▶ Task description:
Print only the line with "Transcribe this image's" and the lines after it, ending with the last line of the material, each exactly as it stands.

Records for processing start

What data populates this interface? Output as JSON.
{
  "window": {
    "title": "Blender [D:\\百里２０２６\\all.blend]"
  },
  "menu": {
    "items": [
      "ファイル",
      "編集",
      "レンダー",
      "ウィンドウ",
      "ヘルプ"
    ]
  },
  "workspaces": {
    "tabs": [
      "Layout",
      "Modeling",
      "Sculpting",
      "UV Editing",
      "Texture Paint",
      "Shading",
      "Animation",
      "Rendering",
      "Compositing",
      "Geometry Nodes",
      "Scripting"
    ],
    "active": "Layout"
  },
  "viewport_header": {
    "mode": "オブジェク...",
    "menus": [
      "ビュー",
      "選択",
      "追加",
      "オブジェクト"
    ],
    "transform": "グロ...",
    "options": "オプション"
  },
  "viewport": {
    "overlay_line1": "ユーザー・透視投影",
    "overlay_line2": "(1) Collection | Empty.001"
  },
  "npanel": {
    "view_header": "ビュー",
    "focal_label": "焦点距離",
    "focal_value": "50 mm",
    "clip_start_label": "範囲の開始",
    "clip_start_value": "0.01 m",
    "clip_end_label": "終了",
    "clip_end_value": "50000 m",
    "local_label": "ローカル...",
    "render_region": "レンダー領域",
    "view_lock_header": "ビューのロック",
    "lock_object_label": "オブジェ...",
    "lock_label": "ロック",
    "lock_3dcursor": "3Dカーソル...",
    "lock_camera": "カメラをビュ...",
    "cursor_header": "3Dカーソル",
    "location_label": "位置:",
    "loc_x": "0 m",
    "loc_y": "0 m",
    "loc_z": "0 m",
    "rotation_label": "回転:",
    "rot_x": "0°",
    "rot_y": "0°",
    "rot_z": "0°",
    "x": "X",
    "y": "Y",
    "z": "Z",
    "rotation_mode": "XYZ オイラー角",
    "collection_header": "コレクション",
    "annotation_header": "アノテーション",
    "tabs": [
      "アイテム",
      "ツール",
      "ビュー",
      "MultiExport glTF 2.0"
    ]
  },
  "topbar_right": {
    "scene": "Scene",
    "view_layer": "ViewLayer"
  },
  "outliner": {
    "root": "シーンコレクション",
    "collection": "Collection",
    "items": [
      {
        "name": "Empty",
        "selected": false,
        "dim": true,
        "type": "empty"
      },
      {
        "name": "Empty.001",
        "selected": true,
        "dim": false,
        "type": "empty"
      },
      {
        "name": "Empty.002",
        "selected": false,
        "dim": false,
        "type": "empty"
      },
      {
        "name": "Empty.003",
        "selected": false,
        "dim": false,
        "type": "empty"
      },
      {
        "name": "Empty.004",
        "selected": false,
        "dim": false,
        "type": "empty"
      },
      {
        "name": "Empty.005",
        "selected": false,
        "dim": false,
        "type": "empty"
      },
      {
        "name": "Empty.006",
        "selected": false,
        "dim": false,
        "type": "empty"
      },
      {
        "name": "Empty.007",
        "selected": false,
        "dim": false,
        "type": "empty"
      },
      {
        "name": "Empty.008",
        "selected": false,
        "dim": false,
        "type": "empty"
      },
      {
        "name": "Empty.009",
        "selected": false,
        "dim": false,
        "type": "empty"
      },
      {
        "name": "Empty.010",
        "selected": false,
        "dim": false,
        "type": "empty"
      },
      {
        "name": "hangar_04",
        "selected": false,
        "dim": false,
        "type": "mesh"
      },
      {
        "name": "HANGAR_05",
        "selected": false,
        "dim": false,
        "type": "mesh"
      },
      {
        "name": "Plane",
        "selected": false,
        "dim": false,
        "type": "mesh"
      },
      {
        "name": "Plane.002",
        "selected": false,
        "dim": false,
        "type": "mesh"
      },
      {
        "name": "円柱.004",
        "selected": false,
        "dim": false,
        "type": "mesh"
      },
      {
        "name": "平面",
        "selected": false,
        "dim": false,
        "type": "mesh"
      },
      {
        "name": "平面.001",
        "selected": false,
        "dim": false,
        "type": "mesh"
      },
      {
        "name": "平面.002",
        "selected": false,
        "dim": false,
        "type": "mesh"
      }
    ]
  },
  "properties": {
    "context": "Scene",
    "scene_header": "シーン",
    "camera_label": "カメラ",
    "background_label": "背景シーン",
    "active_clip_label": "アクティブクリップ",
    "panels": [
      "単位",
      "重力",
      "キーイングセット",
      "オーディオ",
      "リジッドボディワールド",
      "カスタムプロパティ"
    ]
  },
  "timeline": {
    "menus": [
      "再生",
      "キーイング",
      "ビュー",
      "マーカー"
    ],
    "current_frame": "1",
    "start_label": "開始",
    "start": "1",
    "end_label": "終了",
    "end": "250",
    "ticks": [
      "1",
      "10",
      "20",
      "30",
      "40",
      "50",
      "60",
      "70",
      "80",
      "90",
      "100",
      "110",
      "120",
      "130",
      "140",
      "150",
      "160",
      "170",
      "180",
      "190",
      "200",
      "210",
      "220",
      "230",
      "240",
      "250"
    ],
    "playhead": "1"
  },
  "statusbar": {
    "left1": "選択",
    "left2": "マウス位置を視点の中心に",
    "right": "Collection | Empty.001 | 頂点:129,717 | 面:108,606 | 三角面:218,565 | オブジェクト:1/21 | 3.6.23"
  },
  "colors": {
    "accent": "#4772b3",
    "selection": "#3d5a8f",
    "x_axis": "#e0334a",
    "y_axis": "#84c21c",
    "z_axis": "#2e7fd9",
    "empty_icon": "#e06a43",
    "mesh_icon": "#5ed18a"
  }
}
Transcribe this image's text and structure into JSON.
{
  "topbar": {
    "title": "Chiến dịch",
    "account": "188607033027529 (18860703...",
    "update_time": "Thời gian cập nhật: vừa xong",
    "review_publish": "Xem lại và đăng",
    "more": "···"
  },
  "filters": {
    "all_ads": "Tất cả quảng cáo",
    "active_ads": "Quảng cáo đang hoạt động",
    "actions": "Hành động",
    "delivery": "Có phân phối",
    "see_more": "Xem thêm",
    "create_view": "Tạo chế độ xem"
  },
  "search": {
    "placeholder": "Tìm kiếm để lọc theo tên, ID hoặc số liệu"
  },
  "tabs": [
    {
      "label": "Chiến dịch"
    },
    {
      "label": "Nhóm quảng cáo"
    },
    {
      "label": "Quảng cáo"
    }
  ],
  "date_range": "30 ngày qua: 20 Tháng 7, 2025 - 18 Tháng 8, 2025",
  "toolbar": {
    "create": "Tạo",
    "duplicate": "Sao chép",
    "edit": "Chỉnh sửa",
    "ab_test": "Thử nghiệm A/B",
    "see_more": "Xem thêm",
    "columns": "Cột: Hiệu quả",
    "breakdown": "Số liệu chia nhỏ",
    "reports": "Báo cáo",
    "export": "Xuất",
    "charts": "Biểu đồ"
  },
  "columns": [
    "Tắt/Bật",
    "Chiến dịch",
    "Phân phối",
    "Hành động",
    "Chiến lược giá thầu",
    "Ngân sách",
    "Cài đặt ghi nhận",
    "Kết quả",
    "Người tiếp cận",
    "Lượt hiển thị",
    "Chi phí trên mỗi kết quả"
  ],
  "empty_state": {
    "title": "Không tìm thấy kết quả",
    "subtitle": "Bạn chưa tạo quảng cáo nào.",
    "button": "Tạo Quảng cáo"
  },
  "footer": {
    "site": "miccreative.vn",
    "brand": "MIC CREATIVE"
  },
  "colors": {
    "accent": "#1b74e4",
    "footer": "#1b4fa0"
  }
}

Records for processing end

▶ Written answer:
Transcribe this image's text and structure into JSON.
{
  "topbar": {
    "title": "Chiến dịch",
    "account": "188607033027529 (18860703...",
    "update_time": "Thời gian cập nhật: vừa xong",
    "review_publish": "Xem lại và đăng",
    "more": "···"
  },
  "filters": {
    "all_ads": "Tất cả quảng cáo",
    "active_ads": "Quảng cáo đang hoạt động",
    "actions": "Hành động",
    "delivery": "Có phân phối",
    "see_more": "Xem thêm",
    "create_view": "Tạo chế độ xem"
  },
  "search": {
    "placeholder": "Tìm kiếm để lọc theo tên, ID hoặc số liệu"
  },
  "tabs": [
    {
      "label": "Chiến dịch"
    },
    {
      "label": "Nhóm quảng cáo"
    },
    {
      "label": "Quảng cáo"
    }
  ],
  "date_range": "30 ngày qua: 20 Tháng 7, 2025 - 18 Tháng 8, 2025",
  "toolbar": {
    "create": "Tạo",
    "duplicate": "Sao chép",
    "edit": "Chỉnh sửa",
    "ab_test": "Thử nghiệm A/B",
    "see_more": "Xem thêm",
    "columns": "Cột: Hiệu quả",
    "breakdown": "Số liệu chia nhỏ",
    "reports": "Báo cáo",
    "export": "Xuất",
    "charts": "Biểu đồ"
  },
  "columns": [
    "Tắt/Bật",
    "Chiến dịch",
    "Phân phối",
    "Hành động",
    "Chiến lược giá thầu",
    "Ngân sách",
    "Cài đặt ghi nhận",
    "Kết quả",
    "Người tiếp cận",
    "Lượt hiển thị",
    "Chi phí trên mỗi kết quả"
  ],
  "empty_state": {
    "title": "Không tìm thấy kết quả",
    "subtitle": "Bạn chưa tạo quảng cáo nào.",
    "button": "Tạo Quảng cáo"
  },
  "footer": {
    "site": "miccreative.vn",
    "brand": "MIC CREATIVE"
  },
  "colors": {
    "accent": "#1b74e4",
    "footer": "#1b4fa0"
  }
}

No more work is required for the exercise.